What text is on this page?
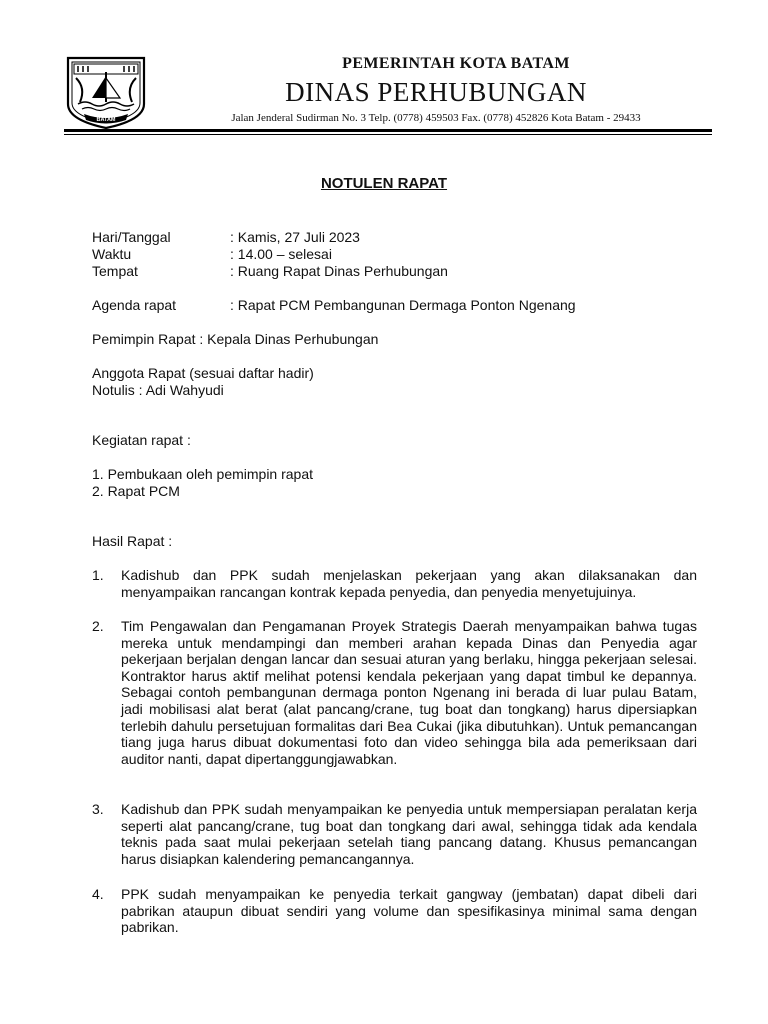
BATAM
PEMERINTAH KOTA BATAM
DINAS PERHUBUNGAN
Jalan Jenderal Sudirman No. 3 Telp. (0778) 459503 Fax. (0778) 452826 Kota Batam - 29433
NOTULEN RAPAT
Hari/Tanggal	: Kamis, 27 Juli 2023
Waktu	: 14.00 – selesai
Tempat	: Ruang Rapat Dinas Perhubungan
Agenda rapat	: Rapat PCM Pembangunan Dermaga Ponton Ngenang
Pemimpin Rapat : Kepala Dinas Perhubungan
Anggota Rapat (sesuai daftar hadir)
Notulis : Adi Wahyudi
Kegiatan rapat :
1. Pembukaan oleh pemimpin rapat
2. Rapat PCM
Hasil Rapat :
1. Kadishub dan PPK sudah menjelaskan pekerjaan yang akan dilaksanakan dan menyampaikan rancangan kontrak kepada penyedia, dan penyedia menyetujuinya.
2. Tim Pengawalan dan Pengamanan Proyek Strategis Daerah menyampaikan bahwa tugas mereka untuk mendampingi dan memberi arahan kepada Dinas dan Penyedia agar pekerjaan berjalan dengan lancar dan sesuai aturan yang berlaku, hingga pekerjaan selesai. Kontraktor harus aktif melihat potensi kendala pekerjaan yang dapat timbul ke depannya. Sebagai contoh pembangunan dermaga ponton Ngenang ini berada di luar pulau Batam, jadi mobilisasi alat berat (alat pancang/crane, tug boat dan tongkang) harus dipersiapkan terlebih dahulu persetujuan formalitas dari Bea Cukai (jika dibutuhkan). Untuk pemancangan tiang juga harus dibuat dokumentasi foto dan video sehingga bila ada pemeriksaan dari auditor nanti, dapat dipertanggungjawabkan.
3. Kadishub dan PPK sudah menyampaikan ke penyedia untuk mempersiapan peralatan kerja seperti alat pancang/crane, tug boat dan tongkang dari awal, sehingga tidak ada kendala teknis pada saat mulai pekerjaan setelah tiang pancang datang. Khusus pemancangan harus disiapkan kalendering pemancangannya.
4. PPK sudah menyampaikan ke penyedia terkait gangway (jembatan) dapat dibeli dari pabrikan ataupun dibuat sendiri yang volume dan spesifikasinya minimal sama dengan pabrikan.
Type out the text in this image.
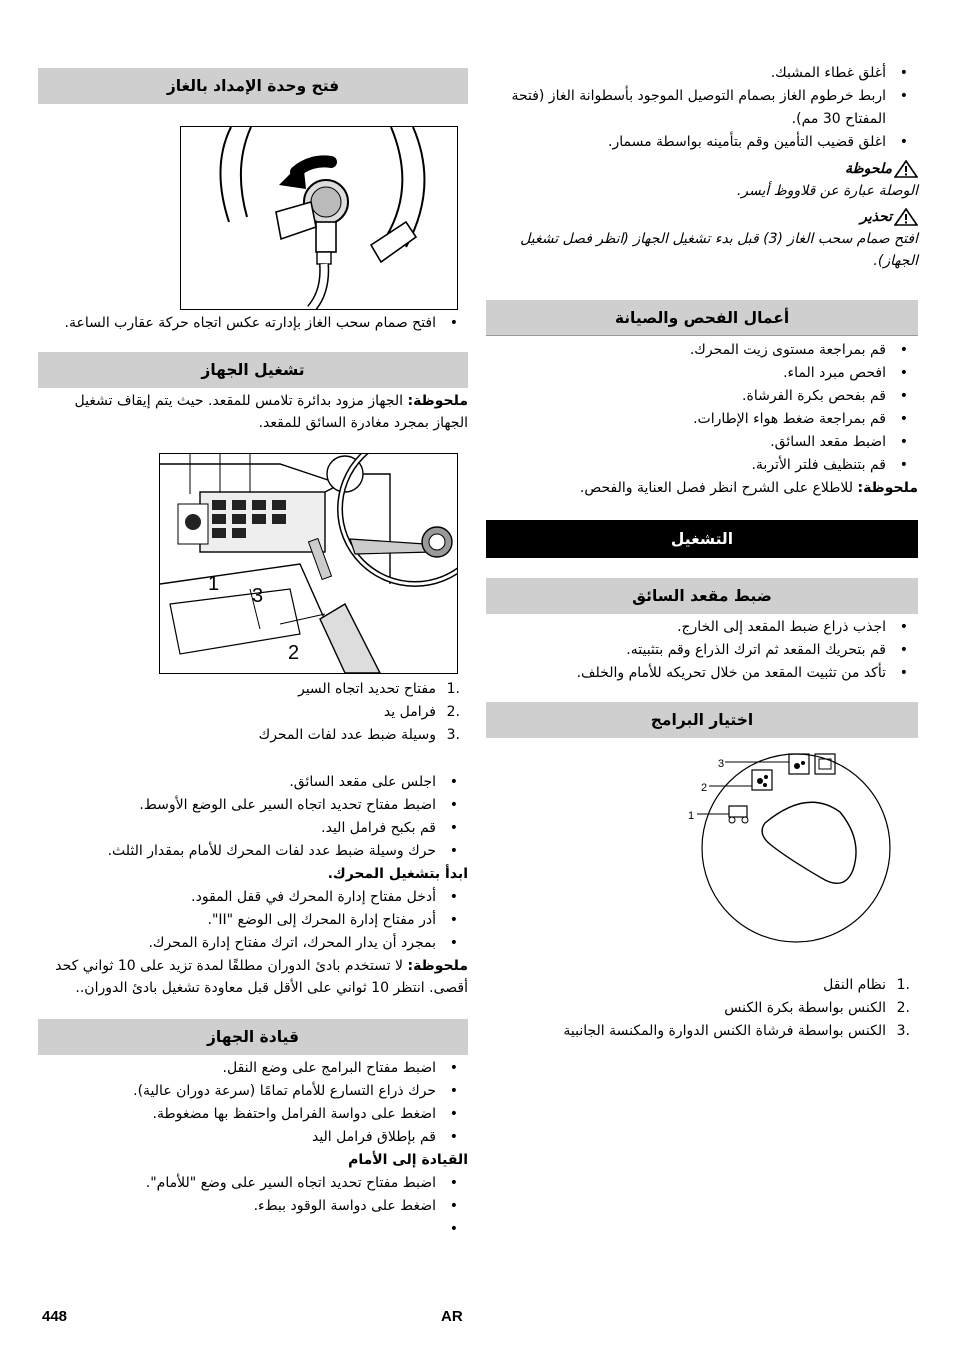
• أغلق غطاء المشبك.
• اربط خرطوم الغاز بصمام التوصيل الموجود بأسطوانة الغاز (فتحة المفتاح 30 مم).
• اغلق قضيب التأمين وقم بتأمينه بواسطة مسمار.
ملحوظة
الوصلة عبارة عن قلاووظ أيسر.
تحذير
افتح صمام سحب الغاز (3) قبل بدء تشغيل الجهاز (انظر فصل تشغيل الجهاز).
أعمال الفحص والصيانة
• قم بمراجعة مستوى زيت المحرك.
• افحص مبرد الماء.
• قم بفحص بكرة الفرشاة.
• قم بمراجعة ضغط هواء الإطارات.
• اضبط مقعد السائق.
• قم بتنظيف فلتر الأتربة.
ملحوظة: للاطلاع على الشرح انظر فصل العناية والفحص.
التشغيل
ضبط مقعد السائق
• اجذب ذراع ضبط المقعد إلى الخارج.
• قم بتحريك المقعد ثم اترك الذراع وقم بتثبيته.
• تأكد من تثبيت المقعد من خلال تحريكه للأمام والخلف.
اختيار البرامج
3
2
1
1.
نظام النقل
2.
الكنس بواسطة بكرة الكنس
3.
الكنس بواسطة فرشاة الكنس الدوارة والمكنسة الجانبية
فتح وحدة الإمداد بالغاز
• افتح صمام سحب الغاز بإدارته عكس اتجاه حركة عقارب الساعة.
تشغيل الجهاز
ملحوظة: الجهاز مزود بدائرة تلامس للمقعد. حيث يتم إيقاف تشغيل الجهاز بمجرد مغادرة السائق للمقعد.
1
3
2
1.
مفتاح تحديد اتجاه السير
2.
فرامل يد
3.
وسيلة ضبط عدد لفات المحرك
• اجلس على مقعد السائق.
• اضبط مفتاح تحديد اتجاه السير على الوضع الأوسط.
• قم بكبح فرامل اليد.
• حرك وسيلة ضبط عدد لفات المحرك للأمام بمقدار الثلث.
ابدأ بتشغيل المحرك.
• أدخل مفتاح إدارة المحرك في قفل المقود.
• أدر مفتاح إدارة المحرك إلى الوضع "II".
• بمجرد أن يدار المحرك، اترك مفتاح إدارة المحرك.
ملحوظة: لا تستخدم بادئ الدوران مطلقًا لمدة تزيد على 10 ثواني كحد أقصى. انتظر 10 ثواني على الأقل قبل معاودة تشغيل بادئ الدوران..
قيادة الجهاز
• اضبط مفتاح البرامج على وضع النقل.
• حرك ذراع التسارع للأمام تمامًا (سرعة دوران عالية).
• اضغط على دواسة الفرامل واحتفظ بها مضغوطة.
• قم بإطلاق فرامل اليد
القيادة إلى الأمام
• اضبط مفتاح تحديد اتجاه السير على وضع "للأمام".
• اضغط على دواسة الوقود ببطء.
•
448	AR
★ ★ ★ ★ ★
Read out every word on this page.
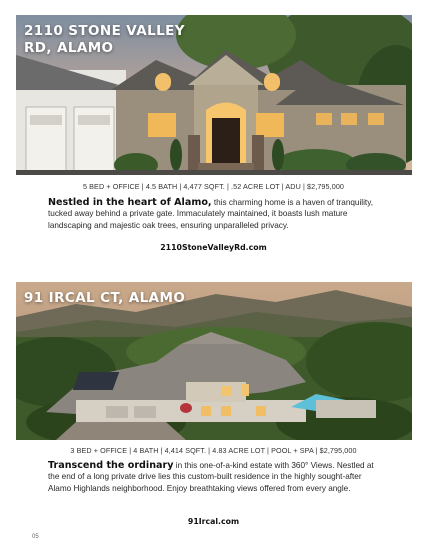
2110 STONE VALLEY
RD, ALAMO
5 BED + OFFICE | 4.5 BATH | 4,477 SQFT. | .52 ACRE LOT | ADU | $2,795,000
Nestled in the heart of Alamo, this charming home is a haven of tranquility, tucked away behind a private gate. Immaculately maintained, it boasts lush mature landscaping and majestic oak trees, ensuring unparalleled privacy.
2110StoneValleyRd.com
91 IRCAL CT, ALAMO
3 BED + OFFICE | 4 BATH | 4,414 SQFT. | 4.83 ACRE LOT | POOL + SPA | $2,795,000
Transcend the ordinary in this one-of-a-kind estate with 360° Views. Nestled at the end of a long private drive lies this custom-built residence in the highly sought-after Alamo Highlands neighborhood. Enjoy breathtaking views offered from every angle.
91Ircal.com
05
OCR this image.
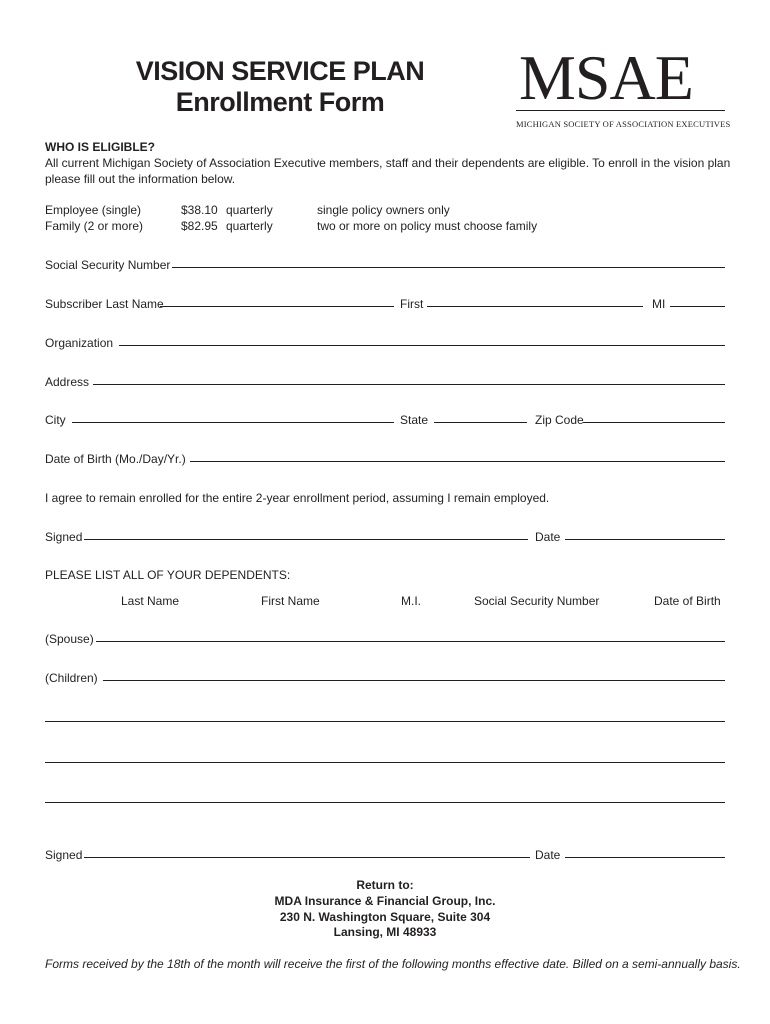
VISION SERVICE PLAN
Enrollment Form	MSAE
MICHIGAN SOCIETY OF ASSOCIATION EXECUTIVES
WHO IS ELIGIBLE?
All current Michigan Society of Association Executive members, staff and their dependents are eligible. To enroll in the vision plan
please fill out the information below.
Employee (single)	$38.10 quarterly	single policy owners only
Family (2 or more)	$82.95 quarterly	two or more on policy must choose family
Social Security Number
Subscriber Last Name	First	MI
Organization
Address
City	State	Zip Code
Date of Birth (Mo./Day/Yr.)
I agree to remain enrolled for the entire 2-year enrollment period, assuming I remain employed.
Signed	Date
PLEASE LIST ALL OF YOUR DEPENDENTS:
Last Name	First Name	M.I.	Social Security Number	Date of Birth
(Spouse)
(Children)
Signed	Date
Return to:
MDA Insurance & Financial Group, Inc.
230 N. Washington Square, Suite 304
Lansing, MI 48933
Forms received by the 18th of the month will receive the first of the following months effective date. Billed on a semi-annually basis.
★ ★ ★ ★ ★
= TASK DIRECTIONS =
From the records above, copy every line that holds the word "انظر".

= THE RESULT =
افتح صمام سحب الغاز (3) قبل بدء تشغيل الجهاز (انظر فصل تشغيل الجهاز).
ملحوظة: للاطلاع على الشرح انظر فصل العناية والفحص.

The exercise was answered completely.